BEGIN DATA RECORDS
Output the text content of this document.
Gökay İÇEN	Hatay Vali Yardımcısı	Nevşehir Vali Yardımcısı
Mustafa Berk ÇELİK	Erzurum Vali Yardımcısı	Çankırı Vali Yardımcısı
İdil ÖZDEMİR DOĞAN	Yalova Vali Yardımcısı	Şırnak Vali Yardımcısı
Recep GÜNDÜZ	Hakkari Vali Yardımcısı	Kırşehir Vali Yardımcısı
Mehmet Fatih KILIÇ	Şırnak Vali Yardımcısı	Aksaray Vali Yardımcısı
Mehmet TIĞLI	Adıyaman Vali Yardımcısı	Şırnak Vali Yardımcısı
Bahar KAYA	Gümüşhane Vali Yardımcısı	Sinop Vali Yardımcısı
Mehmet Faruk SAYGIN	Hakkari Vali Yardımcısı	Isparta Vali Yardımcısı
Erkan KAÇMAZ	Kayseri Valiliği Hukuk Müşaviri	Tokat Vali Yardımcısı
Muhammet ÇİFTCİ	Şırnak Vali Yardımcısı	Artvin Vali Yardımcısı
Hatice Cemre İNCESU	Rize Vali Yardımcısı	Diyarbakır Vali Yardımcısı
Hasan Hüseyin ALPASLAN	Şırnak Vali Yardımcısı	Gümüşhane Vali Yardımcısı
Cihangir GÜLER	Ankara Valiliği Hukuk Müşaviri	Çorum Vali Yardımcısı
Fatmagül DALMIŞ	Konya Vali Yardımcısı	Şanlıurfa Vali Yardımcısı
END DATA RECORDS
> PROBLEM DESCRIPTION: Provide an exact reproduction of all the entries shown above.

> WORKED ANSWER:
Output the text content of this document.
Gökay İÇEN	Hatay Vali Yardımcısı	Nevşehir Vali Yardımcısı
Mustafa Berk ÇELİK	Erzurum Vali Yardımcısı	Çankırı Vali Yardımcısı
İdil ÖZDEMİR DOĞAN	Yalova Vali Yardımcısı	Şırnak Vali Yardımcısı
Recep GÜNDÜZ	Hakkari Vali Yardımcısı	Kırşehir Vali Yardımcısı
Mehmet Fatih KILIÇ	Şırnak Vali Yardımcısı	Aksaray Vali Yardımcısı
Mehmet TIĞLI	Adıyaman Vali Yardımcısı	Şırnak Vali Yardımcısı
Bahar KAYA	Gümüşhane Vali Yardımcısı	Sinop Vali Yardımcısı
Mehmet Faruk SAYGIN	Hakkari Vali Yardımcısı	Isparta Vali Yardımcısı
Erkan KAÇMAZ	Kayseri Valiliği Hukuk Müşaviri	Tokat Vali Yardımcısı
Muhammet ÇİFTCİ	Şırnak Vali Yardımcısı	Artvin Vali Yardımcısı
Hatice Cemre İNCESU	Rize Vali Yardımcısı	Diyarbakır Vali Yardımcısı
Hasan Hüseyin ALPASLAN	Şırnak Vali Yardımcısı	Gümüşhane Vali Yardımcısı
Cihangir GÜLER	Ankara Valiliği Hukuk Müşaviri	Çorum Vali Yardımcısı
Fatmagül DALMIŞ	Konya Vali Yardımcısı	Şanlıurfa Vali Yardımcısı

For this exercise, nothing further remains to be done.